Using the material that follows, identify and copy each line with the string "value".

━━━ MATERIAL PROVIDED

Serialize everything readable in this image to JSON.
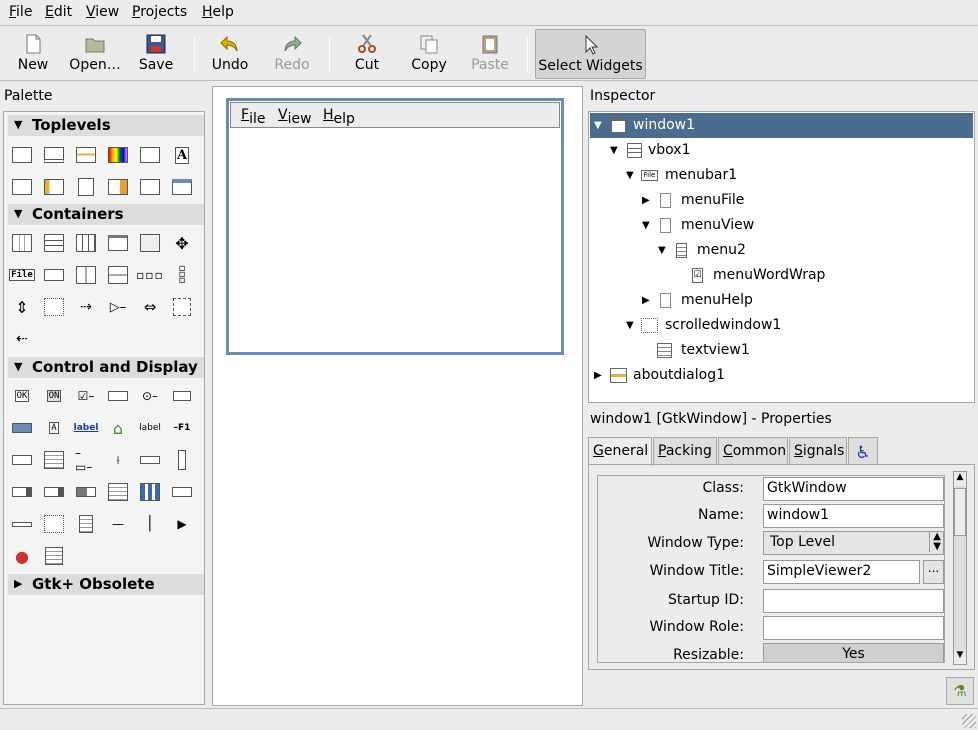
{
  "menubar": {
    "items": [
      {
        "label": "File",
        "key": "F",
        "rest": "ile"
      },
      {
        "label": "Edit",
        "key": "E",
        "rest": "dit"
      },
      {
        "label": "View",
        "key": "V",
        "rest": "iew"
      },
      {
        "label": "Projects",
        "key": "P",
        "rest": "rojects"
      },
      {
        "label": "Help",
        "key": "H",
        "rest": "elp"
      }
    ]
  },
  "toolbar": {
    "new": "New",
    "open": "Open…",
    "save": "Save",
    "undo": "Undo",
    "redo": "Redo",
    "cut": "Cut",
    "copy": "Copy",
    "paste": "Paste",
    "select_widgets": "Select Widgets"
  },
  "palette": {
    "title": "Palette",
    "sections": {
      "toplevels": "Toplevels",
      "containers": "Containers",
      "control_display": "Control and Display",
      "obsolete": "Gtk+ Obsolete"
    },
    "icon_texts": {
      "ok": "OK",
      "on": "ON",
      "a": "A",
      "label_link": "label",
      "label": "label",
      "f1": "F1",
      "file": "File"
    }
  },
  "design": {
    "menu": {
      "file_key": "F",
      "file_rest": "ile",
      "view_key": "V",
      "view_rest": "iew",
      "help_key": "H",
      "help_rest": "elp"
    }
  },
  "inspector": {
    "title": "Inspector",
    "tree": [
      {
        "label": "window1",
        "selected": true
      },
      {
        "label": "vbox1"
      },
      {
        "label": "menubar1"
      },
      {
        "label": "menuFile"
      },
      {
        "label": "menuView"
      },
      {
        "label": "menu2"
      },
      {
        "label": "menuWordWrap"
      },
      {
        "label": "menuHelp"
      },
      {
        "label": "scrolledwindow1"
      },
      {
        "label": "textview1"
      },
      {
        "label": "aboutdialog1"
      }
    ],
    "file_icon_text": "File"
  },
  "properties": {
    "title": "window1 [GtkWindow] - Properties",
    "tabs": [
      {
        "key": "G",
        "rest": "eneral",
        "active": true
      },
      {
        "key": "P",
        "rest": "acking"
      },
      {
        "key": "C",
        "rest": "ommon"
      },
      {
        "key": "S",
        "rest": "ignals"
      }
    ],
    "fields": [
      {
        "label": "Class:",
        "value": "GtkWindow"
      },
      {
        "label": "Name:",
        "value": "window1"
      },
      {
        "label": "Window Type:",
        "value": "Top Level"
      },
      {
        "label": "Window Title:",
        "value": "SimpleViewer2"
      },
      {
        "label": "Startup ID:",
        "value": ""
      },
      {
        "label": "Window Role:",
        "value": ""
      },
      {
        "label": "Resizable:",
        "value": "Yes"
      }
    ],
    "ellipsis": "..."
  }
}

━━━━━━

● **ANSWER TO THIS EXERCISE**:
        "value": "GtkWindow"
        "value": "window1"
        "value": "Top Level"
        "value": "SimpleViewer2"
        "value": ""
        "value": ""
        "value": "Yes"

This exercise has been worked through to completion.